**Input for this task**
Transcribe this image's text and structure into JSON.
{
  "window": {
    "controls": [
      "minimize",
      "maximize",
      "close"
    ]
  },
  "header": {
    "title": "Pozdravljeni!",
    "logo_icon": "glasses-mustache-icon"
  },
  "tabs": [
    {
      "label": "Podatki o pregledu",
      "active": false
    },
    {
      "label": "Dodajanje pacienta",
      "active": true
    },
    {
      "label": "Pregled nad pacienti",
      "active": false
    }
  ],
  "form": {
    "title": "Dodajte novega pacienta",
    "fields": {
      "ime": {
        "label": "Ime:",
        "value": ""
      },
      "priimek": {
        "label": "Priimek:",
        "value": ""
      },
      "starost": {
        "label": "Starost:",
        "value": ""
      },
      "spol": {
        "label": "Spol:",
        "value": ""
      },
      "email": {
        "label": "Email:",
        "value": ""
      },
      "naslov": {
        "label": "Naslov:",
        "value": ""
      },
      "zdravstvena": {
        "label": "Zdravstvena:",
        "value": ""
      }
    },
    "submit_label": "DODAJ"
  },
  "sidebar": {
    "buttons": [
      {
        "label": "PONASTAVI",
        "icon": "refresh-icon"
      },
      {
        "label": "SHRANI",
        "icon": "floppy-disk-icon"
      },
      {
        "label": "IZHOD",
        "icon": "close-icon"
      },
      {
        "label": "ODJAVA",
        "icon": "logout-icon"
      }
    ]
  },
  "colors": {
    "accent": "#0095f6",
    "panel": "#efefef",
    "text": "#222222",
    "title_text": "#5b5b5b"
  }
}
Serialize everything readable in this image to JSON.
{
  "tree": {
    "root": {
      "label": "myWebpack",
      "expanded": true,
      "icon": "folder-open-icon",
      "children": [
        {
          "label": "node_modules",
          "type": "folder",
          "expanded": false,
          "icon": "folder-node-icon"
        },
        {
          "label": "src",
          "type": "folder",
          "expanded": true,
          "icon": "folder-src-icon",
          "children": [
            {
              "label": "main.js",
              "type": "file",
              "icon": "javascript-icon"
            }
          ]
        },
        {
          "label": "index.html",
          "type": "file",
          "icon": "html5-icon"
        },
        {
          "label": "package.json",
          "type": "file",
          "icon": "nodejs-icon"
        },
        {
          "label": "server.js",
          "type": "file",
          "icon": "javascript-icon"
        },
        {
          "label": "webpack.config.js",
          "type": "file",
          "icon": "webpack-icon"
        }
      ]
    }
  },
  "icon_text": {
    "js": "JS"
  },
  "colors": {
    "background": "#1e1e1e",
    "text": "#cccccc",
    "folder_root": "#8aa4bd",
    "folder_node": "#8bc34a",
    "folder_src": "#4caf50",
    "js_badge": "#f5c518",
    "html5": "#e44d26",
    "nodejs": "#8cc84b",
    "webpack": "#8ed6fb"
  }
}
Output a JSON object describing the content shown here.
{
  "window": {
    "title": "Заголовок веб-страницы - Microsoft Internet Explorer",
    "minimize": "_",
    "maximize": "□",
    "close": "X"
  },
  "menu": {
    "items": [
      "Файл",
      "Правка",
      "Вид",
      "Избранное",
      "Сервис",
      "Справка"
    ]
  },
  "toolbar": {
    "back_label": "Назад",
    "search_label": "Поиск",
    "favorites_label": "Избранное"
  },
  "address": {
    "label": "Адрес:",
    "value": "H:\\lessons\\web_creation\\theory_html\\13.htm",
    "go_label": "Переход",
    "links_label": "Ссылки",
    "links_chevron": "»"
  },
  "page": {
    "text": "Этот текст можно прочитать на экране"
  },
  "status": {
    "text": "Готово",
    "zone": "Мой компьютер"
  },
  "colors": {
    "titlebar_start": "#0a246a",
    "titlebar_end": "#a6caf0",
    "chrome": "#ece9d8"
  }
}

**Task description**
Print the whole listing again, exactly.

**Answer below**
Transcribe this image's text and structure into JSON.
{
  "window": {
    "controls": [
      "minimize",
      "maximize",
      "close"
    ]
  },
  "header": {
    "title": "Pozdravljeni!",
    "logo_icon": "glasses-mustache-icon"
  },
  "tabs": [
    {
      "label": "Podatki o pregledu",
      "active": false
    },
    {
      "label": "Dodajanje pacienta",
      "active": true
    },
    {
      "label": "Pregled nad pacienti",
      "active": false
    }
  ],
  "form": {
    "title": "Dodajte novega pacienta",
    "fields": {
      "ime": {
        "label": "Ime:",
        "value": ""
      },
      "priimek": {
        "label": "Priimek:",
        "value": ""
      },
      "starost": {
        "label": "Starost:",
        "value": ""
      },
      "spol": {
        "label": "Spol:",
        "value": ""
      },
      "email": {
        "label": "Email:",
        "value": ""
      },
      "naslov": {
        "label": "Naslov:",
        "value": ""
      },
      "zdravstvena": {
        "label": "Zdravstvena:",
        "value": ""
      }
    },
    "submit_label": "DODAJ"
  },
  "sidebar": {
    "buttons": [
      {
        "label": "PONASTAVI",
        "icon": "refresh-icon"
      },
      {
        "label": "SHRANI",
        "icon": "floppy-disk-icon"
      },
      {
        "label": "IZHOD",
        "icon": "close-icon"
      },
      {
        "label": "ODJAVA",
        "icon": "logout-icon"
      }
    ]
  },
  "colors": {
    "accent": "#0095f6",
    "panel": "#efefef",
    "text": "#222222",
    "title_text": "#5b5b5b"
  }
}
Serialize everything readable in this image to JSON.
{
  "tree": {
    "root": {
      "label": "myWebpack",
      "expanded": true,
      "icon": "folder-open-icon",
      "children": [
        {
          "label": "node_modules",
          "type": "folder",
          "expanded": false,
          "icon": "folder-node-icon"
        },
        {
          "label": "src",
          "type": "folder",
          "expanded": true,
          "icon": "folder-src-icon",
          "children": [
            {
              "label": "main.js",
              "type": "file",
              "icon": "javascript-icon"
            }
          ]
        },
        {
          "label": "index.html",
          "type": "file",
          "icon": "html5-icon"
        },
        {
          "label": "package.json",
          "type": "file",
          "icon": "nodejs-icon"
        },
        {
          "label": "server.js",
          "type": "file",
          "icon": "javascript-icon"
        },
        {
          "label": "webpack.config.js",
          "type": "file",
          "icon": "webpack-icon"
        }
      ]
    }
  },
  "icon_text": {
    "js": "JS"
  },
  "colors": {
    "background": "#1e1e1e",
    "text": "#cccccc",
    "folder_root": "#8aa4bd",
    "folder_node": "#8bc34a",
    "folder_src": "#4caf50",
    "js_badge": "#f5c518",
    "html5": "#e44d26",
    "nodejs": "#8cc84b",
    "webpack": "#8ed6fb"
  }
}
Output a JSON object describing the content shown here.
{
  "window": {
    "title": "Заголовок веб-страницы - Microsoft Internet Explorer",
    "minimize": "_",
    "maximize": "□",
    "close": "X"
  },
  "menu": {
    "items": [
      "Файл",
      "Правка",
      "Вид",
      "Избранное",
      "Сервис",
      "Справка"
    ]
  },
  "toolbar": {
    "back_label": "Назад",
    "search_label": "Поиск",
    "favorites_label": "Избранное"
  },
  "address": {
    "label": "Адрес:",
    "value": "H:\\lessons\\web_creation\\theory_html\\13.htm",
    "go_label": "Переход",
    "links_label": "Ссылки",
    "links_chevron": "»"
  },
  "page": {
    "text": "Этот текст можно прочитать на экране"
  },
  "status": {
    "text": "Готово",
    "zone": "Мой компьютер"
  },
  "colors": {
    "titlebar_start": "#0a246a",
    "titlebar_end": "#a6caf0",
    "chrome": "#ece9d8"
  }
}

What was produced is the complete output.